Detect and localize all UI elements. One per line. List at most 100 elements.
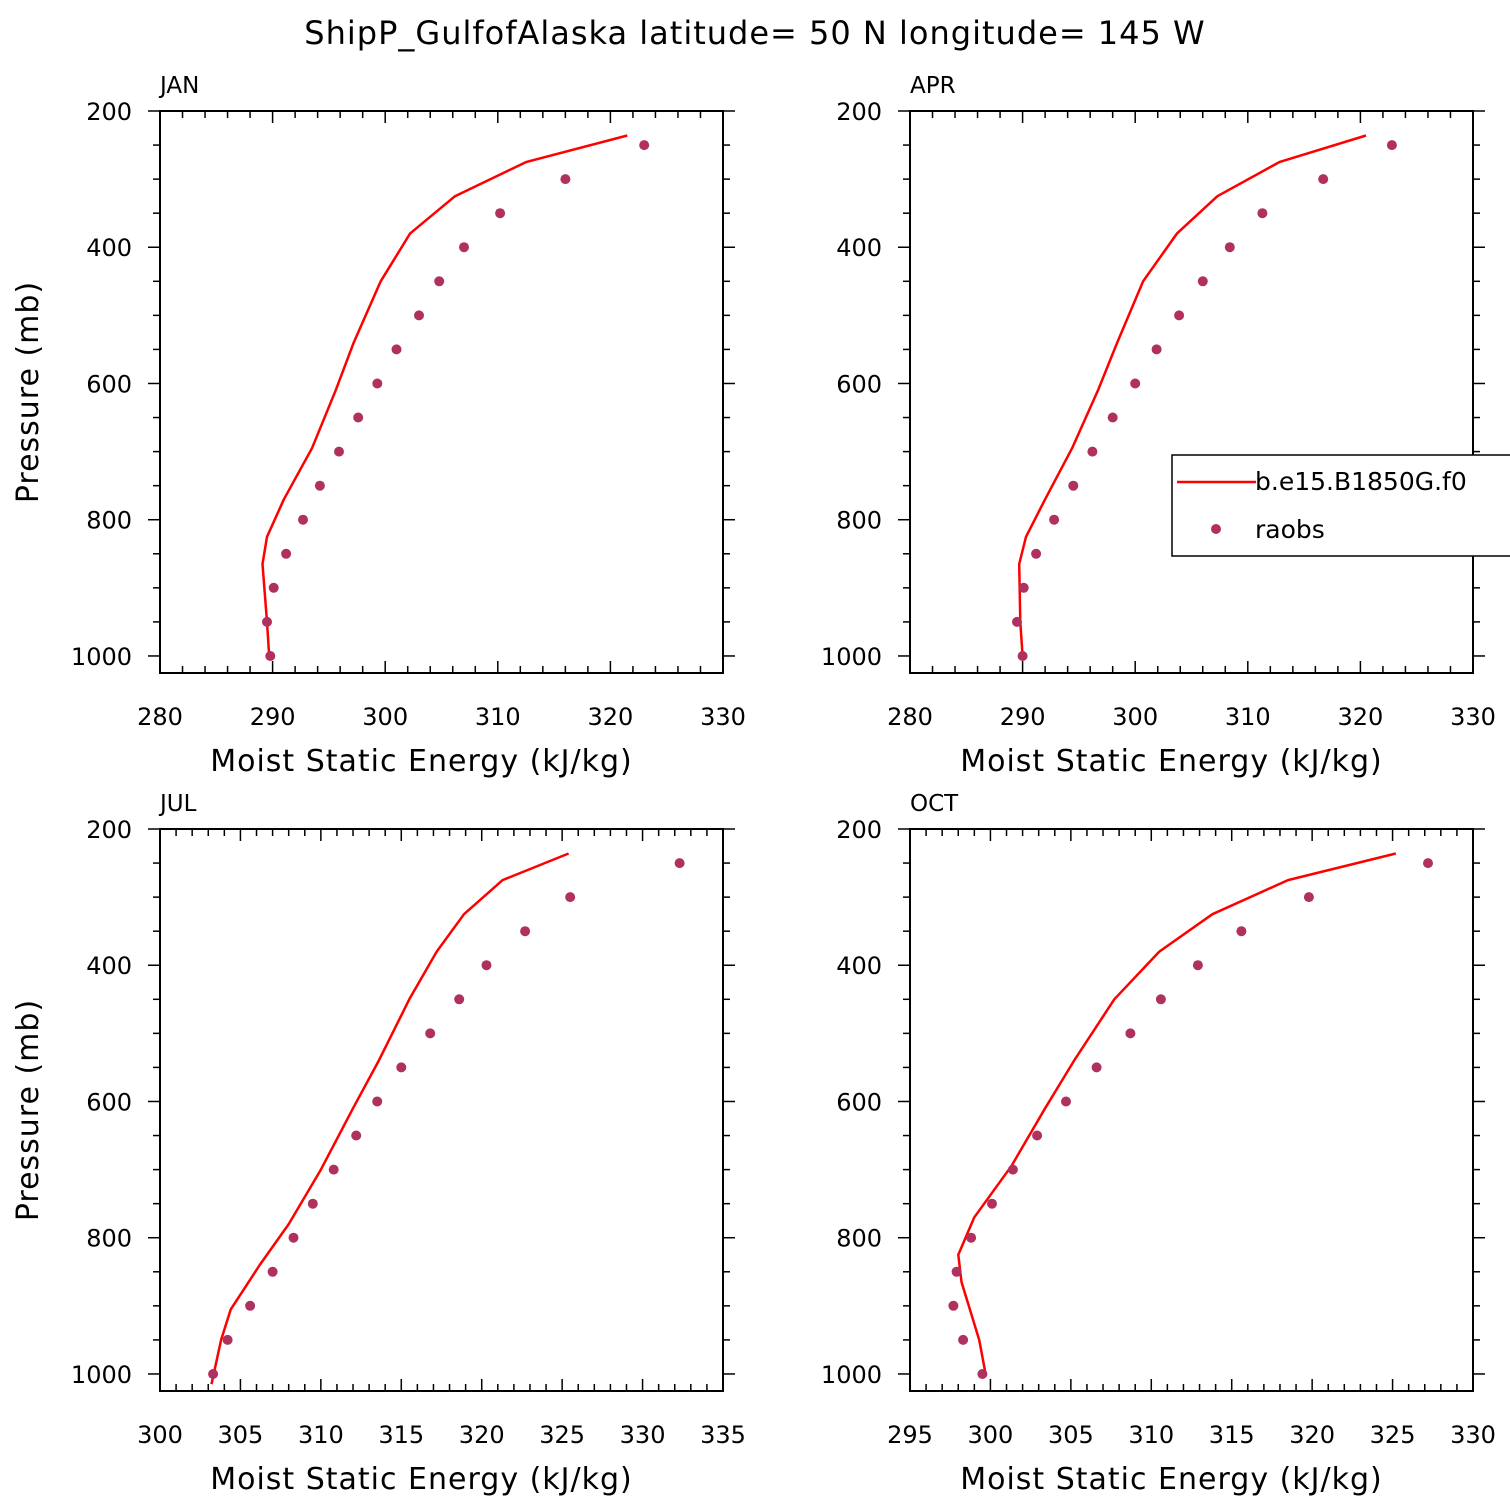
obs-point xyxy=(1017,651,1028,661)
panel-label: JUL xyxy=(158,791,197,817)
obs-point xyxy=(372,1096,383,1107)
x-tick-label: 300 xyxy=(968,1421,1014,1449)
obs-point xyxy=(481,960,492,971)
obs-point xyxy=(1125,1028,1136,1039)
model-series-line xyxy=(957,852,1397,1375)
x-tick-label: 300 xyxy=(362,703,408,731)
obs-point xyxy=(1192,960,1203,971)
obs-point xyxy=(1068,480,1079,491)
legend: b.e15.B1850G.f0 raobs xyxy=(1171,454,1510,557)
obs-point xyxy=(1155,994,1166,1005)
x-tick-label: 300 xyxy=(1112,703,1158,731)
x-tick-label: 330 xyxy=(1450,703,1496,731)
x-tick-label: 330 xyxy=(700,703,746,731)
y-tick-label: 600 xyxy=(836,370,882,398)
y-tick-label: 800 xyxy=(86,1225,132,1253)
x-tick-label: 290 xyxy=(1000,703,1046,731)
x-tick-label: 280 xyxy=(887,703,933,731)
panel-label: APR xyxy=(910,73,956,99)
obs-point xyxy=(1091,1062,1102,1073)
obs-point xyxy=(1061,1096,1071,1107)
obs-point xyxy=(1236,926,1247,937)
plot-frame xyxy=(159,828,724,1392)
obs-point xyxy=(262,616,272,627)
y-tick-label: 800 xyxy=(836,507,882,535)
obs-point xyxy=(208,1369,219,1379)
x-tick-label: 325 xyxy=(539,1421,585,1449)
obs-point xyxy=(958,1334,969,1345)
obs-point xyxy=(1197,276,1208,287)
obs-point xyxy=(1257,208,1268,219)
y-tick-label: 400 xyxy=(86,234,132,262)
obs-point xyxy=(222,1334,233,1345)
y-tick-label: 1000 xyxy=(821,643,882,671)
obs-point xyxy=(353,412,364,423)
obs-point xyxy=(298,514,308,525)
obs-point xyxy=(265,651,276,661)
main-title: ShipP_GulfofAlaska latitude= 50 N longit… xyxy=(304,14,1205,52)
obs-point xyxy=(372,378,383,389)
obs-point xyxy=(951,1266,962,1277)
obs-point xyxy=(987,1198,997,1209)
obs-point xyxy=(1107,412,1118,423)
x-tick-label: 305 xyxy=(218,1421,264,1449)
obs-point xyxy=(520,926,531,937)
obs-point xyxy=(495,208,506,219)
x-tick-label: 335 xyxy=(700,1421,746,1449)
y-tick-label: 400 xyxy=(86,952,132,980)
panels: 280 290 300 310 320 330 200 400 600 800 1000 JAN Moi… xyxy=(11,73,1496,1497)
y-tick-label: 1000 xyxy=(71,643,132,671)
x-tick-label: 320 xyxy=(587,703,633,731)
x-tick-label: 300 xyxy=(137,1421,183,1449)
y-axis-label: Pressure (mb) xyxy=(11,999,46,1221)
obs-point xyxy=(1087,446,1098,457)
obs-point xyxy=(1007,1164,1018,1175)
y-tick-label: 200 xyxy=(86,816,132,844)
obs-point xyxy=(1012,616,1022,627)
x-tick-label: 315 xyxy=(1209,1421,1255,1449)
x-axis-label: Moist Static Energy (kJ/kg) xyxy=(210,744,633,779)
panel-jan: 280 290 300 310 320 330 200 400 600 800 1000 JAN Moi… xyxy=(11,73,746,779)
obs-point xyxy=(328,1164,339,1175)
obs-point xyxy=(314,480,325,491)
model-series-line xyxy=(1017,134,1367,657)
x-tick-label: 320 xyxy=(459,1421,505,1449)
obs-point xyxy=(396,1062,407,1073)
obs-point xyxy=(307,1198,318,1209)
y-axis-label: Pressure (mb) xyxy=(11,281,46,503)
obs-point xyxy=(334,446,344,457)
obs-point xyxy=(1174,310,1185,321)
x-tick-label: 325 xyxy=(1370,1421,1416,1449)
panel-oct: 295 300 305 310 315 320 325 330 200 400 600 800 1000… xyxy=(821,791,1496,1497)
y-tick-label: 1000 xyxy=(71,1361,132,1389)
x-tick-label: 295 xyxy=(887,1421,933,1449)
y-tick-label: 200 xyxy=(836,98,882,126)
x-tick-label: 315 xyxy=(378,1421,424,1449)
x-tick-label: 330 xyxy=(1450,1421,1496,1449)
y-tick-label: 600 xyxy=(836,1088,882,1116)
obs-point xyxy=(459,242,469,253)
y-tick-label: 600 xyxy=(86,1088,132,1116)
legend-model-label: b.e15.B1850G.f0 xyxy=(1255,467,1467,496)
panel-label: OCT xyxy=(910,791,959,817)
obs-point xyxy=(1018,582,1029,593)
x-tick-label: 305 xyxy=(1048,1421,1094,1449)
y-tick-label: 200 xyxy=(836,816,882,844)
x-tick-label: 310 xyxy=(475,703,521,731)
obs-point xyxy=(977,1369,988,1379)
obs-point xyxy=(560,174,571,185)
obs-point xyxy=(245,1300,256,1311)
obs-point xyxy=(268,582,279,593)
obs-point xyxy=(1130,378,1141,389)
plot-frame xyxy=(909,828,1474,1392)
obs-point xyxy=(966,1232,977,1243)
x-axis-label: Moist Static Energy (kJ/kg) xyxy=(960,1462,1383,1497)
y-tick-label: 800 xyxy=(86,507,132,535)
y-tick-label: 400 xyxy=(836,234,882,262)
y-tick-label: 1000 xyxy=(821,1361,882,1389)
obs-point xyxy=(425,1028,436,1039)
obs-point xyxy=(1423,858,1433,869)
x-axis-label: Moist Static Energy (kJ/kg) xyxy=(210,1462,633,1497)
obs-point xyxy=(414,310,424,321)
model-series-line xyxy=(210,852,570,1385)
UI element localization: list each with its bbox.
++++++
GOAL - Rewrite the part of the entries that opens with the line containing "obs-point xyxy=(1017,651,1028,661)" and closes with the line containing "obs-point xyxy=(1087,446,1098,457)", changing "x-tick-label" to "x-axis-tick" and leaving everything else as it is.

TASK RESPONSE -
obs-point xyxy=(1017,651,1028,661)
panel-label: JUL xyxy=(158,791,197,817)
obs-point xyxy=(372,1096,383,1107)
x-axis-tick: 300 xyxy=(968,1421,1014,1449)
obs-point xyxy=(481,960,492,971)
obs-point xyxy=(1125,1028,1136,1039)
model-series-line xyxy=(957,852,1397,1375)
x-axis-tick: 300 xyxy=(362,703,408,731)
obs-point xyxy=(1192,960,1203,971)
obs-point xyxy=(1068,480,1079,491)
legend: b.e15.B1850G.f0 raobs xyxy=(1171,454,1510,557)
obs-point xyxy=(1155,994,1166,1005)
x-axis-tick: 300 xyxy=(1112,703,1158,731)
x-axis-tick: 330 xyxy=(1450,703,1496,731)
x-axis-tick: 330 xyxy=(700,703,746,731)
y-tick-label: 600 xyxy=(836,370,882,398)
y-tick-label: 800 xyxy=(86,1225,132,1253)
x-axis-tick: 290 xyxy=(1000,703,1046,731)
x-axis-tick: 280 xyxy=(887,703,933,731)
panel-label: APR xyxy=(910,73,956,99)
obs-point xyxy=(1091,1062,1102,1073)
obs-point xyxy=(1061,1096,1071,1107)
obs-point xyxy=(1236,926,1247,937)
plot-frame xyxy=(159,828,724,1392)
obs-point xyxy=(262,616,272,627)
y-tick-label: 800 xyxy=(836,507,882,535)
obs-point xyxy=(208,1369,219,1379)
x-axis-tick: 325 xyxy=(539,1421,585,1449)
obs-point xyxy=(958,1334,969,1345)
obs-point xyxy=(1197,276,1208,287)
obs-point xyxy=(1257,208,1268,219)
y-tick-label: 400 xyxy=(86,234,132,262)
obs-point xyxy=(222,1334,233,1345)
y-tick-label: 1000 xyxy=(821,643,882,671)
obs-point xyxy=(353,412,364,423)
obs-point xyxy=(298,514,308,525)
obs-point xyxy=(265,651,276,661)
main-title: ShipP_GulfofAlaska latitude= 50 N longit… xyxy=(304,14,1205,52)
obs-point xyxy=(372,378,383,389)
obs-point xyxy=(951,1266,962,1277)
obs-point xyxy=(987,1198,997,1209)
obs-point xyxy=(1107,412,1118,423)
x-axis-tick: 305 xyxy=(218,1421,264,1449)
obs-point xyxy=(520,926,531,937)
obs-point xyxy=(495,208,506,219)
x-axis-tick: 335 xyxy=(700,1421,746,1449)
y-tick-label: 400 xyxy=(86,952,132,980)
panels: 280 290 300 310 320 330 200 400 600 800 1000 JAN Moi… xyxy=(11,73,1496,1497)
y-tick-label: 1000 xyxy=(71,643,132,671)
x-axis-tick: 320 xyxy=(587,703,633,731)
x-axis-tick: 300 xyxy=(137,1421,183,1449)
y-axis-label: Pressure (mb) xyxy=(11,999,46,1221)
obs-point xyxy=(1087,446,1098,457)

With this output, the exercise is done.